## Start ROWS

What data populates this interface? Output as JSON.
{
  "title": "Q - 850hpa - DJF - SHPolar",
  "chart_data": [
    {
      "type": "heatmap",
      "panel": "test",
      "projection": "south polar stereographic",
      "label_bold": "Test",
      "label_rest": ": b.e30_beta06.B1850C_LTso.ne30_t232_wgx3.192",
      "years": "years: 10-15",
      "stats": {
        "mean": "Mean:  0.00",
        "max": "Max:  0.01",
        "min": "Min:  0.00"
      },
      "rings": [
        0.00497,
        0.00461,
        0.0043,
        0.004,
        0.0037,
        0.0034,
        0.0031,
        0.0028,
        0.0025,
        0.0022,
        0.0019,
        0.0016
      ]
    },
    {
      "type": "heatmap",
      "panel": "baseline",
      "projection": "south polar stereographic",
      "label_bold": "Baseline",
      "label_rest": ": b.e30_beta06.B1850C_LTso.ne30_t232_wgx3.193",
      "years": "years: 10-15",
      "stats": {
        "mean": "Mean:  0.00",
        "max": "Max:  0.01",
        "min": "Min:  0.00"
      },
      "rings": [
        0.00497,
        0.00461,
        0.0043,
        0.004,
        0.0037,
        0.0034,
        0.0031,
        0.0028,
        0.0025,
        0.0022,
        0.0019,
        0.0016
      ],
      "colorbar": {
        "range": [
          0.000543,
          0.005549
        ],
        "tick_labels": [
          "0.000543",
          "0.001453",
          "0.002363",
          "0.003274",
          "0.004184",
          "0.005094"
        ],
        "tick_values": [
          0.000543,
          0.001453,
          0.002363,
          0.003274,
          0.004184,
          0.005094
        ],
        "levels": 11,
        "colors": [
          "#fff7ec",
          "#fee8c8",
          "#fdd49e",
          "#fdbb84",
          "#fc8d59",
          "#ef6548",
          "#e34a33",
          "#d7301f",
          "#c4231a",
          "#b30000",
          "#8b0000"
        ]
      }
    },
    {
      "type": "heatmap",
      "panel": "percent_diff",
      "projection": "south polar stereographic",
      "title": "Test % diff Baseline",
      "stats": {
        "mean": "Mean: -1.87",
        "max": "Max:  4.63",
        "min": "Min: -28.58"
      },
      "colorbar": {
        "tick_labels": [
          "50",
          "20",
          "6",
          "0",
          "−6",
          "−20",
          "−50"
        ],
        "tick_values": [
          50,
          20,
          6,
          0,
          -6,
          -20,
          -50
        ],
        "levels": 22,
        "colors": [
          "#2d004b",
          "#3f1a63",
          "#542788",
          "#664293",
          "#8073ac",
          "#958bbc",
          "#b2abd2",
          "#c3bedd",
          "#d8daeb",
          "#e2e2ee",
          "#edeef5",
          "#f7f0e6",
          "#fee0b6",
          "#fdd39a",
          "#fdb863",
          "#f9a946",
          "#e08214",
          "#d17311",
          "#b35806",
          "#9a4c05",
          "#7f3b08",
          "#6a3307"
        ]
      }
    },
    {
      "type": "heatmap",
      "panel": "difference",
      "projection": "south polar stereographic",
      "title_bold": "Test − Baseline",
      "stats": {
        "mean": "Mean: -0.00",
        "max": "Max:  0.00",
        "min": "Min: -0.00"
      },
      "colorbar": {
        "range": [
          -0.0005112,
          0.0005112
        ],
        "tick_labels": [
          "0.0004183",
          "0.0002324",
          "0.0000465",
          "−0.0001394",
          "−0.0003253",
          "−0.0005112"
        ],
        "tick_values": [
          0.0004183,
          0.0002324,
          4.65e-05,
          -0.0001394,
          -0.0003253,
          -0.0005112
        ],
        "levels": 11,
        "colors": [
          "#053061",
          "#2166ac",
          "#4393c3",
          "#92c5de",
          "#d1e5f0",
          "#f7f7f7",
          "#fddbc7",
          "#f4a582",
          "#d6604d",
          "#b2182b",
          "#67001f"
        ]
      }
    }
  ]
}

## End ROWS

→ **TASK BRIEF**
Nothing may be left out: return each entry exactly as it reads.

→ **OUTPUT FOR THIS TASK**
What data populates this interface? Output as JSON.
{
  "title": "Q - 850hpa - DJF - SHPolar",
  "chart_data": [
    {
      "type": "heatmap",
      "panel": "test",
      "projection": "south polar stereographic",
      "label_bold": "Test",
      "label_rest": ": b.e30_beta06.B1850C_LTso.ne30_t232_wgx3.192",
      "years": "years: 10-15",
      "stats": {
        "mean": "Mean:  0.00",
        "max": "Max:  0.01",
        "min": "Min:  0.00"
      },
      "rings": [
        0.00497,
        0.00461,
        0.0043,
        0.004,
        0.0037,
        0.0034,
        0.0031,
        0.0028,
        0.0025,
        0.0022,
        0.0019,
        0.0016
      ]
    },
    {
      "type": "heatmap",
      "panel": "baseline",
      "projection": "south polar stereographic",
      "label_bold": "Baseline",
      "label_rest": ": b.e30_beta06.B1850C_LTso.ne30_t232_wgx3.193",
      "years": "years: 10-15",
      "stats": {
        "mean": "Mean:  0.00",
        "max": "Max:  0.01",
        "min": "Min:  0.00"
      },
      "rings": [
        0.00497,
        0.00461,
        0.0043,
        0.004,
        0.0037,
        0.0034,
        0.0031,
        0.0028,
        0.0025,
        0.0022,
        0.0019,
        0.0016
      ],
      "colorbar": {
        "range": [
          0.000543,
          0.005549
        ],
        "tick_labels": [
          "0.000543",
          "0.001453",
          "0.002363",
          "0.003274",
          "0.004184",
          "0.005094"
        ],
        "tick_values": [
          0.000543,
          0.001453,
          0.002363,
          0.003274,
          0.004184,
          0.005094
        ],
        "levels": 11,
        "colors": [
          "#fff7ec",
          "#fee8c8",
          "#fdd49e",
          "#fdbb84",
          "#fc8d59",
          "#ef6548",
          "#e34a33",
          "#d7301f",
          "#c4231a",
          "#b30000",
          "#8b0000"
        ]
      }
    },
    {
      "type": "heatmap",
      "panel": "percent_diff",
      "projection": "south polar stereographic",
      "title": "Test % diff Baseline",
      "stats": {
        "mean": "Mean: -1.87",
        "max": "Max:  4.63",
        "min": "Min: -28.58"
      },
      "colorbar": {
        "tick_labels": [
          "50",
          "20",
          "6",
          "0",
          "−6",
          "−20",
          "−50"
        ],
        "tick_values": [
          50,
          20,
          6,
          0,
          -6,
          -20,
          -50
        ],
        "levels": 22,
        "colors": [
          "#2d004b",
          "#3f1a63",
          "#542788",
          "#664293",
          "#8073ac",
          "#958bbc",
          "#b2abd2",
          "#c3bedd",
          "#d8daeb",
          "#e2e2ee",
          "#edeef5",
          "#f7f0e6",
          "#fee0b6",
          "#fdd39a",
          "#fdb863",
          "#f9a946",
          "#e08214",
          "#d17311",
          "#b35806",
          "#9a4c05",
          "#7f3b08",
          "#6a3307"
        ]
      }
    },
    {
      "type": "heatmap",
      "panel": "difference",
      "projection": "south polar stereographic",
      "title_bold": "Test − Baseline",
      "stats": {
        "mean": "Mean: -0.00",
        "max": "Max:  0.00",
        "min": "Min: -0.00"
      },
      "colorbar": {
        "range": [
          -0.0005112,
          0.0005112
        ],
        "tick_labels": [
          "0.0004183",
          "0.0002324",
          "0.0000465",
          "−0.0001394",
          "−0.0003253",
          "−0.0005112"
        ],
        "tick_values": [
          0.0004183,
          0.0002324,
          4.65e-05,
          -0.0001394,
          -0.0003253,
          -0.0005112
        ],
        "levels": 11,
        "colors": [
          "#053061",
          "#2166ac",
          "#4393c3",
          "#92c5de",
          "#d1e5f0",
          "#f7f7f7",
          "#fddbc7",
          "#f4a582",
          "#d6604d",
          "#b2182b",
          "#67001f"
        ]
      }
    }
  ]
}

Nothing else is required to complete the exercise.